#### [TASK OBJECTIVE]
Write out each entry again. Keep every word exactly as it is.

-*-

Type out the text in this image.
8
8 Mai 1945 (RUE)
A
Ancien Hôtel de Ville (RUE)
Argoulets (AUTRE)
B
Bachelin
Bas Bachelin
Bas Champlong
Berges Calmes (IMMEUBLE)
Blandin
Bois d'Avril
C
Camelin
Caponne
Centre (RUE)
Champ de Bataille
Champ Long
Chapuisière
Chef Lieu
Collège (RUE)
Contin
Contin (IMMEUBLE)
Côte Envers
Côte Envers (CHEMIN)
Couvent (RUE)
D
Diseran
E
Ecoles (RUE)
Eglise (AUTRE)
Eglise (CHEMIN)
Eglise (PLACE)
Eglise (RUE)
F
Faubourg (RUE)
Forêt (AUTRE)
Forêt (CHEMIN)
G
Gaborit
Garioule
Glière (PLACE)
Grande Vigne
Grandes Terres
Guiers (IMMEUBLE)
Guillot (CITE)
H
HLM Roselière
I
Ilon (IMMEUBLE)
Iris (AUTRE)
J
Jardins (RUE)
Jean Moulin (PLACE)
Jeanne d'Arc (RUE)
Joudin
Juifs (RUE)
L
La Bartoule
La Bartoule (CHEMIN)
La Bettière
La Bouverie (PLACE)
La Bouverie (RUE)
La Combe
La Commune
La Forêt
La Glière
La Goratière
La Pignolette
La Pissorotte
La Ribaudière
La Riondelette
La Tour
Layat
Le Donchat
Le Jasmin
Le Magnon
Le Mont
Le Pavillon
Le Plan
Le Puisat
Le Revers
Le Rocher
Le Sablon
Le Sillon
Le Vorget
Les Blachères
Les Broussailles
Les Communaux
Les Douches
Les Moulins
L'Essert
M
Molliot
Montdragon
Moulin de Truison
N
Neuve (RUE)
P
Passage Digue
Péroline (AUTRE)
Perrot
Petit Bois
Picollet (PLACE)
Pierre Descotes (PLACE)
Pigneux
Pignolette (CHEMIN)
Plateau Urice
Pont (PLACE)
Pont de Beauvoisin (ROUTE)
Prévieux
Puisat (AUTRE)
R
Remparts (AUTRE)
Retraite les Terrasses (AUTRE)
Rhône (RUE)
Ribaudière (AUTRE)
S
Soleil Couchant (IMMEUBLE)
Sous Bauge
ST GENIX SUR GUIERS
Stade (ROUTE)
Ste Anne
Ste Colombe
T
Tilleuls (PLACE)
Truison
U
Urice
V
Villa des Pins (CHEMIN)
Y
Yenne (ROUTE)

-*-

#### [WRITTEN RESPONSE]
Type out the text in this image.
8
8 Mai 1945 (RUE)
A
Ancien Hôtel de Ville (RUE)
Argoulets (AUTRE)
B
Bachelin
Bas Bachelin
Bas Champlong
Berges Calmes (IMMEUBLE)
Blandin
Bois d'Avril
C
Camelin
Caponne
Centre (RUE)
Champ de Bataille
Champ Long
Chapuisière
Chef Lieu
Collège (RUE)
Contin
Contin (IMMEUBLE)
Côte Envers
Côte Envers (CHEMIN)
Couvent (RUE)
D
Diseran
E
Ecoles (RUE)
Eglise (AUTRE)
Eglise (CHEMIN)
Eglise (PLACE)
Eglise (RUE)
F
Faubourg (RUE)
Forêt (AUTRE)
Forêt (CHEMIN)
G
Gaborit
Garioule
Glière (PLACE)
Grande Vigne
Grandes Terres
Guiers (IMMEUBLE)
Guillot (CITE)
H
HLM Roselière
I
Ilon (IMMEUBLE)
Iris (AUTRE)
J
Jardins (RUE)
Jean Moulin (PLACE)
Jeanne d'Arc (RUE)
Joudin
Juifs (RUE)
L
La Bartoule
La Bartoule (CHEMIN)
La Bettière
La Bouverie (PLACE)
La Bouverie (RUE)
La Combe
La Commune
La Forêt
La Glière
La Goratière
La Pignolette
La Pissorotte
La Ribaudière
La Riondelette
La Tour
Layat
Le Donchat
Le Jasmin
Le Magnon
Le Mont
Le Pavillon
Le Plan
Le Puisat
Le Revers
Le Rocher
Le Sablon
Le Sillon
Le Vorget
Les Blachères
Les Broussailles
Les Communaux
Les Douches
Les Moulins
L'Essert
M
Molliot
Montdragon
Moulin de Truison
N
Neuve (RUE)
P
Passage Digue
Péroline (AUTRE)
Perrot
Petit Bois
Picollet (PLACE)
Pierre Descotes (PLACE)
Pigneux
Pignolette (CHEMIN)
Plateau Urice
Pont (PLACE)
Pont de Beauvoisin (ROUTE)
Prévieux
Puisat (AUTRE)
R
Remparts (AUTRE)
Retraite les Terrasses (AUTRE)
Rhône (RUE)
Ribaudière (AUTRE)
S
Soleil Couchant (IMMEUBLE)
Sous Bauge
ST GENIX SUR GUIERS
Stade (ROUTE)
Ste Anne
Ste Colombe
T
Tilleuls (PLACE)
Truison
U
Urice
V
Villa des Pins (CHEMIN)
Y
Yenne (ROUTE)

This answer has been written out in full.